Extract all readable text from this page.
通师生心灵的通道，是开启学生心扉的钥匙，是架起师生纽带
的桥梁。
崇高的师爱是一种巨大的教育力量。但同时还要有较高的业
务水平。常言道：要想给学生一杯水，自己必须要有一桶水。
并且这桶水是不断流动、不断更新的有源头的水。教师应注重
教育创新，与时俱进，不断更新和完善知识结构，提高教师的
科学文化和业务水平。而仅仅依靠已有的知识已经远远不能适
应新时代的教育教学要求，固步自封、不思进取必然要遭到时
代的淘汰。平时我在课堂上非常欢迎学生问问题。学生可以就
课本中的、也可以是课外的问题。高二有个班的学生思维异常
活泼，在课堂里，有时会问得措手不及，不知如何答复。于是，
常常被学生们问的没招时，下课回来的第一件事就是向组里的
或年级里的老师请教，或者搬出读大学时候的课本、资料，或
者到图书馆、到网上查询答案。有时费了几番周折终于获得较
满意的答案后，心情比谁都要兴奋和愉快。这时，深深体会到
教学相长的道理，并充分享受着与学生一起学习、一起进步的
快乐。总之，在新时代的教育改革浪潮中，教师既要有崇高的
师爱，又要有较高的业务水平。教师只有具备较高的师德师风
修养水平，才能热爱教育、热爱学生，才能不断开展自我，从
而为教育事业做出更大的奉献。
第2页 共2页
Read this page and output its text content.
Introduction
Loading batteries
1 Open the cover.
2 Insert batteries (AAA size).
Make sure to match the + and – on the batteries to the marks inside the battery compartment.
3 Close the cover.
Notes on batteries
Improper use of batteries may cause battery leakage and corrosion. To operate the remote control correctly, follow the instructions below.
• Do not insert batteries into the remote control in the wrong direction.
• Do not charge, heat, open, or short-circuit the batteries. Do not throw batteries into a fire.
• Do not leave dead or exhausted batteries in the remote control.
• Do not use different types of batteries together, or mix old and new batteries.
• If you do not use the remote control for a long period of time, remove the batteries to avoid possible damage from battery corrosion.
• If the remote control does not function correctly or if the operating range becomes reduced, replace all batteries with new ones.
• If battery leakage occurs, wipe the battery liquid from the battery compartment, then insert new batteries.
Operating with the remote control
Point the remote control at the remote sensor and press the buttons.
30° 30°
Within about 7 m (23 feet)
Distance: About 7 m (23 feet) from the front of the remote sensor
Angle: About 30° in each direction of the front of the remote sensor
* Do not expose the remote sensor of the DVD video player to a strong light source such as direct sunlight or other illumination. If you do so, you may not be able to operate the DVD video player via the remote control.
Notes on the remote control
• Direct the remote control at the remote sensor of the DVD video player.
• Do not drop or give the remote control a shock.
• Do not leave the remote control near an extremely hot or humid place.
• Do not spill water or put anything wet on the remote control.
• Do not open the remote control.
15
● ● ● ●
- _WHAT IS BEING ASKED_: Print all of the entries exactly as they are written.

- _EXPECTED OUTPUT_:
Extract all readable text from this page.
通师生心灵的通道，是开启学生心扉的钥匙，是架起师生纽带
的桥梁。
崇高的师爱是一种巨大的教育力量。但同时还要有较高的业
务水平。常言道：要想给学生一杯水，自己必须要有一桶水。
并且这桶水是不断流动、不断更新的有源头的水。教师应注重
教育创新，与时俱进，不断更新和完善知识结构，提高教师的
科学文化和业务水平。而仅仅依靠已有的知识已经远远不能适
应新时代的教育教学要求，固步自封、不思进取必然要遭到时
代的淘汰。平时我在课堂上非常欢迎学生问问题。学生可以就
课本中的、也可以是课外的问题。高二有个班的学生思维异常
活泼，在课堂里，有时会问得措手不及，不知如何答复。于是，
常常被学生们问的没招时，下课回来的第一件事就是向组里的
或年级里的老师请教，或者搬出读大学时候的课本、资料，或
者到图书馆、到网上查询答案。有时费了几番周折终于获得较
满意的答案后，心情比谁都要兴奋和愉快。这时，深深体会到
教学相长的道理，并充分享受着与学生一起学习、一起进步的
快乐。总之，在新时代的教育改革浪潮中，教师既要有崇高的
师爱，又要有较高的业务水平。教师只有具备较高的师德师风
修养水平，才能热爱教育、热爱学生，才能不断开展自我，从
而为教育事业做出更大的奉献。
第2页 共2页
Read this page and output its text content.
Introduction
Loading batteries
1 Open the cover.
2 Insert batteries (AAA size).
Make sure to match the + and – on the batteries to the marks inside the battery compartment.
3 Close the cover.
Notes on batteries
Improper use of batteries may cause battery leakage and corrosion. To operate the remote control correctly, follow the instructions below.
• Do not insert batteries into the remote control in the wrong direction.
• Do not charge, heat, open, or short-circuit the batteries. Do not throw batteries into a fire.
• Do not leave dead or exhausted batteries in the remote control.
• Do not use different types of batteries together, or mix old and new batteries.
• If you do not use the remote control for a long period of time, remove the batteries to avoid possible damage from battery corrosion.
• If the remote control does not function correctly or if the operating range becomes reduced, replace all batteries with new ones.
• If battery leakage occurs, wipe the battery liquid from the battery compartment, then insert new batteries.
Operating with the remote control
Point the remote control at the remote sensor and press the buttons.
30° 30°
Within about 7 m (23 feet)
Distance: About 7 m (23 feet) from the front of the remote sensor
Angle: About 30° in each direction of the front of the remote sensor
* Do not expose the remote sensor of the DVD video player to a strong light source such as direct sunlight or other illumination. If you do so, you may not be able to operate the DVD video player via the remote control.
Notes on the remote control
• Direct the remote control at the remote sensor of the DVD video player.
• Do not drop or give the remote control a shock.
• Do not leave the remote control near an extremely hot or humid place.
• Do not spill water or put anything wet on the remote control.
• Do not open the remote control.
15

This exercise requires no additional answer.